_Requirements_.
The records below are split into lines. How many of those lines contain the string "color"? Reply with the number only.

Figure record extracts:
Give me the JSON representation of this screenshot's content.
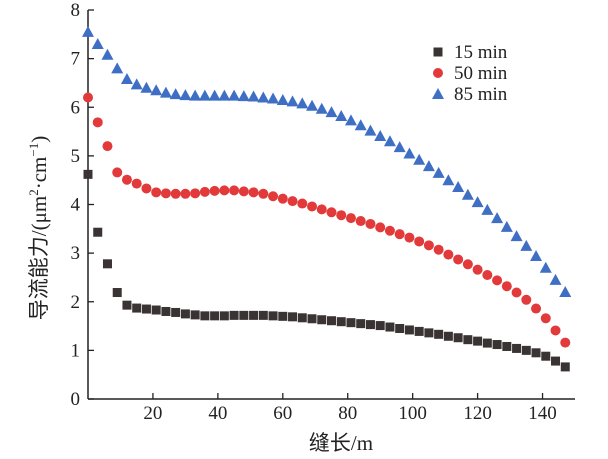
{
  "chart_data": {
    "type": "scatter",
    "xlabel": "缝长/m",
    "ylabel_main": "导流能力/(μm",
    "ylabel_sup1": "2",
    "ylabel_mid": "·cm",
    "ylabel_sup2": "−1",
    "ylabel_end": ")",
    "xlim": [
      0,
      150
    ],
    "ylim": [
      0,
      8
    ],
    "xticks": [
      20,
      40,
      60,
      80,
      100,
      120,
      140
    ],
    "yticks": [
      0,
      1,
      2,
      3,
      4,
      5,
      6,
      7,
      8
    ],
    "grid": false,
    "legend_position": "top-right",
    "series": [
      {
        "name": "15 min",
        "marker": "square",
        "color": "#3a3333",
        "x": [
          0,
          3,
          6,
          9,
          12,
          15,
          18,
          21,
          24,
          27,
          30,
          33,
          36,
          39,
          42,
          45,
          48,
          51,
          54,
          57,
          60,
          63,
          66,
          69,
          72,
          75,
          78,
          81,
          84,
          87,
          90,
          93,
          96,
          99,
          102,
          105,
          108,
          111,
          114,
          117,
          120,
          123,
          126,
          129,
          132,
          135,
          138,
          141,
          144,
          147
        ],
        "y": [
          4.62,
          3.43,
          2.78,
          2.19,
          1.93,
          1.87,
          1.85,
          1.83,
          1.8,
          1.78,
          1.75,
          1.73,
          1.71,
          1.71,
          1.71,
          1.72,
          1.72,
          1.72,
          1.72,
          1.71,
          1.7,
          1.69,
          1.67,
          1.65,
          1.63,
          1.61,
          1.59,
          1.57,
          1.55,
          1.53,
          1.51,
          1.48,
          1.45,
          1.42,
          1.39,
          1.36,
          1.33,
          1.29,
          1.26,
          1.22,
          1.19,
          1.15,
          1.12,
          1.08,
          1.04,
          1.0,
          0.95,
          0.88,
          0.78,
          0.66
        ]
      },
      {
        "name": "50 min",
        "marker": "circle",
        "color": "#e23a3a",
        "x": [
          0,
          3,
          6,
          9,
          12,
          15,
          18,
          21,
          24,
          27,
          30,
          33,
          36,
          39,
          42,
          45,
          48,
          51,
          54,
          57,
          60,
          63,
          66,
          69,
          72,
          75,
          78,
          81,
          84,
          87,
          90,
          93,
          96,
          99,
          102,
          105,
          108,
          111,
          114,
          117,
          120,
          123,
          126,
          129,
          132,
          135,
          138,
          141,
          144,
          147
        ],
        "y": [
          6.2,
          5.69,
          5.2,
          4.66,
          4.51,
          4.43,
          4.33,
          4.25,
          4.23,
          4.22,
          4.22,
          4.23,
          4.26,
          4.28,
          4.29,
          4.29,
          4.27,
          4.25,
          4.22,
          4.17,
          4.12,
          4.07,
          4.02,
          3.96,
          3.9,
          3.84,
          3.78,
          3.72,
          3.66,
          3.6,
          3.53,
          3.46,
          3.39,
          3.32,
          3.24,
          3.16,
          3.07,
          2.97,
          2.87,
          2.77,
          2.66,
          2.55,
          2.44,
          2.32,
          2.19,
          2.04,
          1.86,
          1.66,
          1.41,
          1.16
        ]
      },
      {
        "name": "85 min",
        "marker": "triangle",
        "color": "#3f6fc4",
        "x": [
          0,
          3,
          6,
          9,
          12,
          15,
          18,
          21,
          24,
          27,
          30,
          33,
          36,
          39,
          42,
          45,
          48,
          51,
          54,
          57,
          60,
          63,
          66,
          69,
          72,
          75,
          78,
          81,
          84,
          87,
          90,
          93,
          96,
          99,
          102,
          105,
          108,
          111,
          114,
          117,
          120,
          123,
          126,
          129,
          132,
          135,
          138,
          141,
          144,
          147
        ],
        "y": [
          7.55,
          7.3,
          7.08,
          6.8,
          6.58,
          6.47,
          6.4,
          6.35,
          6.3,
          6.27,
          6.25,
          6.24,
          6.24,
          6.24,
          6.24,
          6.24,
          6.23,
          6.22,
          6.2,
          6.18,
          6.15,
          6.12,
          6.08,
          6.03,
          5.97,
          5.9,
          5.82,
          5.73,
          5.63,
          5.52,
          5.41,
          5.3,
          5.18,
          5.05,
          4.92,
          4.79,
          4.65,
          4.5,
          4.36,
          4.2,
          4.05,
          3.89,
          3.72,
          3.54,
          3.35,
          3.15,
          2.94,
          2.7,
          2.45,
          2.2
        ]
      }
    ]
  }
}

_Exercise solution_.
3